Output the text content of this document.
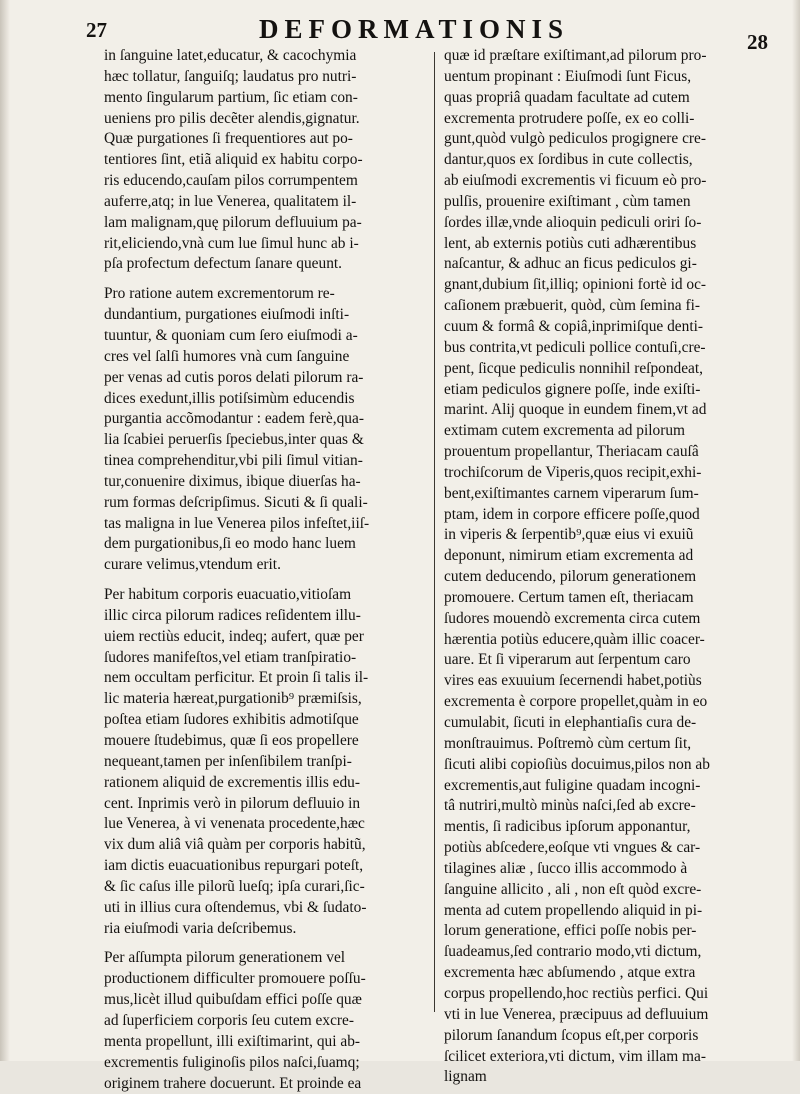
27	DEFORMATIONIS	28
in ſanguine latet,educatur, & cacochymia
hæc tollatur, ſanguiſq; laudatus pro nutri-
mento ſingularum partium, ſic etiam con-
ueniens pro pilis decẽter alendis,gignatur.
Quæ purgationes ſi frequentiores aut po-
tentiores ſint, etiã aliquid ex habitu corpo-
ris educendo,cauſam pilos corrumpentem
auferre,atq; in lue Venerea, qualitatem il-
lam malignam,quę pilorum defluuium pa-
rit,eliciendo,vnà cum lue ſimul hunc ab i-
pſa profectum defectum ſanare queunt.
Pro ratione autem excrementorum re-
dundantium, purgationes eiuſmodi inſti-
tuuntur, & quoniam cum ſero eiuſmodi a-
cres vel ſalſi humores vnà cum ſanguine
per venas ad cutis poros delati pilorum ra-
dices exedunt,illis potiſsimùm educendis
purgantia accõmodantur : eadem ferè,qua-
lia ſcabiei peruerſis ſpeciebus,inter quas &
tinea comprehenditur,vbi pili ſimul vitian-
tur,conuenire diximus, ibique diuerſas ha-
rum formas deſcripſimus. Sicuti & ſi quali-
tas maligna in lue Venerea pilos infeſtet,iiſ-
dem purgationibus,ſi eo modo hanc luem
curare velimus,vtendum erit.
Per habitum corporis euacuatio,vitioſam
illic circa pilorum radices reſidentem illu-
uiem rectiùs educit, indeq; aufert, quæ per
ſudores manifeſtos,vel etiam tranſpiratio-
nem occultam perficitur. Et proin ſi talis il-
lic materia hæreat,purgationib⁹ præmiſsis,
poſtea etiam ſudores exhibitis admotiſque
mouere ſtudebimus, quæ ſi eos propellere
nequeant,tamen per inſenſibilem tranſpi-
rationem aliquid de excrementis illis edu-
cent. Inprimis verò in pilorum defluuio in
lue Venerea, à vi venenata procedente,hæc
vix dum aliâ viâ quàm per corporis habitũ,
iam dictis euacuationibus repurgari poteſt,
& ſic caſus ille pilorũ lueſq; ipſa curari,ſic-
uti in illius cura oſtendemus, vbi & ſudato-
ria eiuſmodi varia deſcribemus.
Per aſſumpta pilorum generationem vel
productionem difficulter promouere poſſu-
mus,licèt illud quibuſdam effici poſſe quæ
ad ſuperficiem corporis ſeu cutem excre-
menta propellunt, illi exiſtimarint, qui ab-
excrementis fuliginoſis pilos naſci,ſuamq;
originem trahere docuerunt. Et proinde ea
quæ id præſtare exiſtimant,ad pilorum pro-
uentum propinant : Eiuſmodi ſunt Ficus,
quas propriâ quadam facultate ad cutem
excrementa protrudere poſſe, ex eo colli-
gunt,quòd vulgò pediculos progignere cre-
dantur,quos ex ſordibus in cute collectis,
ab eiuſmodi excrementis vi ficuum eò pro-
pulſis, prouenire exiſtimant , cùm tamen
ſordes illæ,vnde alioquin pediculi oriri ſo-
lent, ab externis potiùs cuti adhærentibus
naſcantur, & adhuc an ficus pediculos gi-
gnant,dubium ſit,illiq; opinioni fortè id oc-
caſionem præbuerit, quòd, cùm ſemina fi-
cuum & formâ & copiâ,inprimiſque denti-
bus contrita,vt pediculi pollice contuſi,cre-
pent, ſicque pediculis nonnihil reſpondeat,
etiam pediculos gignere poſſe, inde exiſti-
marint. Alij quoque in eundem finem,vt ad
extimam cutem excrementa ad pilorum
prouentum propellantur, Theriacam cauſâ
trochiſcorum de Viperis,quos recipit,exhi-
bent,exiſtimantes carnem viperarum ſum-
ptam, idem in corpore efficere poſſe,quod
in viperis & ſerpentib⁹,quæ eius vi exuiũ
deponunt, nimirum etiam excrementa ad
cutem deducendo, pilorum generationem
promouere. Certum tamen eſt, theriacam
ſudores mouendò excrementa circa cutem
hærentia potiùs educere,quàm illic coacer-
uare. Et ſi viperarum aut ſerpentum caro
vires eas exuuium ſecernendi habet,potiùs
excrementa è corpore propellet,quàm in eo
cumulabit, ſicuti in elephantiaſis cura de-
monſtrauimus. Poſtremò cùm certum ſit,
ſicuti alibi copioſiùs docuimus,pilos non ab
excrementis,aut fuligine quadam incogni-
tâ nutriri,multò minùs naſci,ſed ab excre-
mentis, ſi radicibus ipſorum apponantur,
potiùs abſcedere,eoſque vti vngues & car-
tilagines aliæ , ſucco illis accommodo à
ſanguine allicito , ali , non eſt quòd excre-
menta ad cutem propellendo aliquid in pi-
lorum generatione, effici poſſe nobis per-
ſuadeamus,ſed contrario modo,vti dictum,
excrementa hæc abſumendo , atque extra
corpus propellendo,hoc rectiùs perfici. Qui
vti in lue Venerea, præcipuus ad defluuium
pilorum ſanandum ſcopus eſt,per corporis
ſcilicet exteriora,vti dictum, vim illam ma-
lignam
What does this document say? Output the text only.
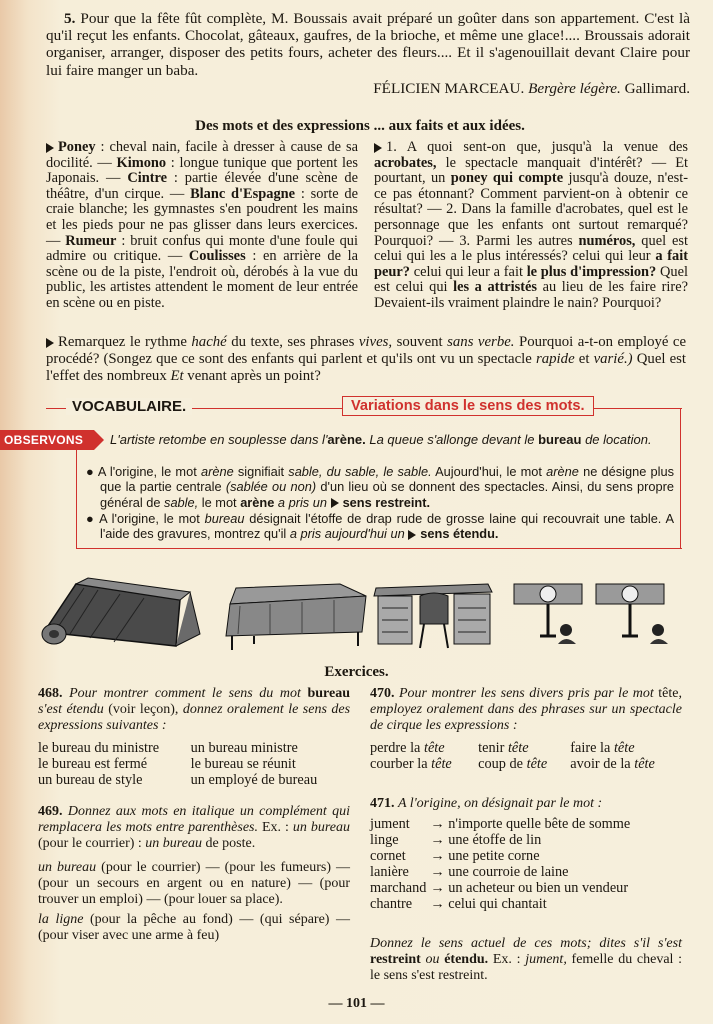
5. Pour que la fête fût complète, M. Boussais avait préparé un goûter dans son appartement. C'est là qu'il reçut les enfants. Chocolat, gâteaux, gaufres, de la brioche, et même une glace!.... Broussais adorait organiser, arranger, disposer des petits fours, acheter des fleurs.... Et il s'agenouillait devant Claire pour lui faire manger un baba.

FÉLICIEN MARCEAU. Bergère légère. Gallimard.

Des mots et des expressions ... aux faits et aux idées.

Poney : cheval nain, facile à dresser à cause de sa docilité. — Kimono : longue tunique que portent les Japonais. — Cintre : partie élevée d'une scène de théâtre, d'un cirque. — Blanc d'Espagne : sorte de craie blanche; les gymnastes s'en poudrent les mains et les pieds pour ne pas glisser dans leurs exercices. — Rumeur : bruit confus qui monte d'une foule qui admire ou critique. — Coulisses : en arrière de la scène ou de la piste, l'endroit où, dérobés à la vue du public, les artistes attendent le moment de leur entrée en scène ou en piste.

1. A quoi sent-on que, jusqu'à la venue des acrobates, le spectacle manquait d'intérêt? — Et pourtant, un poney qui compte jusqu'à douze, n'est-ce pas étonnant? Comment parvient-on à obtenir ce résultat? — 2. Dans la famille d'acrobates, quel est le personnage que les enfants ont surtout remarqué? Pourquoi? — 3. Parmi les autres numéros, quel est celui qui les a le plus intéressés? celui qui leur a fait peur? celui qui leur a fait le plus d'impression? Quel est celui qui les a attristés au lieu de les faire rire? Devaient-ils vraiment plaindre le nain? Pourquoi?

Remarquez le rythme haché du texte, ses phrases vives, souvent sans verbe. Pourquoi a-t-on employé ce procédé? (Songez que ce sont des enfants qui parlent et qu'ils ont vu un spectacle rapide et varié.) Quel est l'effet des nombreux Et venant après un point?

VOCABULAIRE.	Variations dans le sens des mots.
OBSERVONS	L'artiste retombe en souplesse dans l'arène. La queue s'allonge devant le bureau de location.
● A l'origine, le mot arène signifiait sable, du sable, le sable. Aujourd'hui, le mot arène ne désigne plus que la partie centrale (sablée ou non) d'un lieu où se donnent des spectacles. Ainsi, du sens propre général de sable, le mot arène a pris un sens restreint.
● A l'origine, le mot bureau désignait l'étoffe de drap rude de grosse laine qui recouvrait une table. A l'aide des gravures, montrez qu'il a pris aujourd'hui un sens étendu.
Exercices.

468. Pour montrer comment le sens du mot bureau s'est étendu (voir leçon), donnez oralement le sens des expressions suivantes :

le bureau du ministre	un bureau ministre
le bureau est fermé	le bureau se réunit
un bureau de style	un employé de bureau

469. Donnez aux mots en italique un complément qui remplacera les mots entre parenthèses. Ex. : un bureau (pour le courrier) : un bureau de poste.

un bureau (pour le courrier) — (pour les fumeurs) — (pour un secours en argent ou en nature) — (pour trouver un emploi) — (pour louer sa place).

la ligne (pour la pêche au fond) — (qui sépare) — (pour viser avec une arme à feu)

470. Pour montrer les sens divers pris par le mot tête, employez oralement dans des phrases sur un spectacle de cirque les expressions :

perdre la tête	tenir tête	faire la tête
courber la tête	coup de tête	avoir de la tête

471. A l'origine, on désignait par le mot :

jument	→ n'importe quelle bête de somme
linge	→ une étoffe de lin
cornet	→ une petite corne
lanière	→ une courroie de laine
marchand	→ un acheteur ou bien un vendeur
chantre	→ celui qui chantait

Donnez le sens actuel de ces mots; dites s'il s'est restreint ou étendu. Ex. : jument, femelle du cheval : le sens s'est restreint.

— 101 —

§

» EXERCISE BRIEF
Within the records above, how many lines include the word "illic"? State the number by itself.

» RIGHT ANSWER
2